▸ **GIVEN TASK**
Transcribe the full listing below exactly.

▸ **DATA ENTRIES**

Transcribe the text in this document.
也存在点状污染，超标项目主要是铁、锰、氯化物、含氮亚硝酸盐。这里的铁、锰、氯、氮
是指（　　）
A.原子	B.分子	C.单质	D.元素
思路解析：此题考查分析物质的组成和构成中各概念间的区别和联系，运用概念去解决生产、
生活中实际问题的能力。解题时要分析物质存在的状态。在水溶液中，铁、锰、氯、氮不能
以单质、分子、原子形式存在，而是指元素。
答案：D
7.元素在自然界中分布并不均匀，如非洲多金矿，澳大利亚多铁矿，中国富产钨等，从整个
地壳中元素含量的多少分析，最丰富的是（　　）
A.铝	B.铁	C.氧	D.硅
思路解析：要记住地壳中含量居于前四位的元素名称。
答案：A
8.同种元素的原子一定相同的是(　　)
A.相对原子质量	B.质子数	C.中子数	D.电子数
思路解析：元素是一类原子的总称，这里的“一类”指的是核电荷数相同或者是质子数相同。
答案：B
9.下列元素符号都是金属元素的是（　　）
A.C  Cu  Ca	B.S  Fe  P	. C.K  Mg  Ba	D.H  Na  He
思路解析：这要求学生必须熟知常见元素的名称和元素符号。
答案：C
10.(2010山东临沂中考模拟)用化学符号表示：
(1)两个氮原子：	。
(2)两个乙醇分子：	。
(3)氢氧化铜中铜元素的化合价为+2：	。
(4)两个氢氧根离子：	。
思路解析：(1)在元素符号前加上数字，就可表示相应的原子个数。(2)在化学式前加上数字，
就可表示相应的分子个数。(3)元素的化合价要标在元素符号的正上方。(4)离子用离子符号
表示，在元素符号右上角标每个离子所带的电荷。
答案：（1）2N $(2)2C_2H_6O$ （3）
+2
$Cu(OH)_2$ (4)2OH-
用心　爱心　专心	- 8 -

▸ **SOLUTION BELOW**
Transcribe the text in this document.
也存在点状污染，超标项目主要是铁、锰、氯化物、含氮亚硝酸盐。这里的铁、锰、氯、氮
是指（　　）
A.原子	B.分子	C.单质	D.元素
思路解析：此题考查分析物质的组成和构成中各概念间的区别和联系，运用概念去解决生产、
生活中实际问题的能力。解题时要分析物质存在的状态。在水溶液中，铁、锰、氯、氮不能
以单质、分子、原子形式存在，而是指元素。
答案：D
7.元素在自然界中分布并不均匀，如非洲多金矿，澳大利亚多铁矿，中国富产钨等，从整个
地壳中元素含量的多少分析，最丰富的是（　　）
A.铝	B.铁	C.氧	D.硅
思路解析：要记住地壳中含量居于前四位的元素名称。
答案：A
8.同种元素的原子一定相同的是(　　)
A.相对原子质量	B.质子数	C.中子数	D.电子数
思路解析：元素是一类原子的总称，这里的“一类”指的是核电荷数相同或者是质子数相同。
答案：B
9.下列元素符号都是金属元素的是（　　）
A.C  Cu  Ca	B.S  Fe  P	. C.K  Mg  Ba	D.H  Na  He
思路解析：这要求学生必须熟知常见元素的名称和元素符号。
答案：C
10.(2010山东临沂中考模拟)用化学符号表示：
(1)两个氮原子：	。
(2)两个乙醇分子：	。
(3)氢氧化铜中铜元素的化合价为+2：	。
(4)两个氢氧根离子：	。
思路解析：(1)在元素符号前加上数字，就可表示相应的原子个数。(2)在化学式前加上数字，
就可表示相应的分子个数。(3)元素的化合价要标在元素符号的正上方。(4)离子用离子符号
表示，在元素符号右上角标每个离子所带的电荷。
答案：（1）2N $(2)2C_2H_6O$ （3）
+2
$Cu(OH)_2$ (4)2OH-
用心　爱心　专心	- 8 -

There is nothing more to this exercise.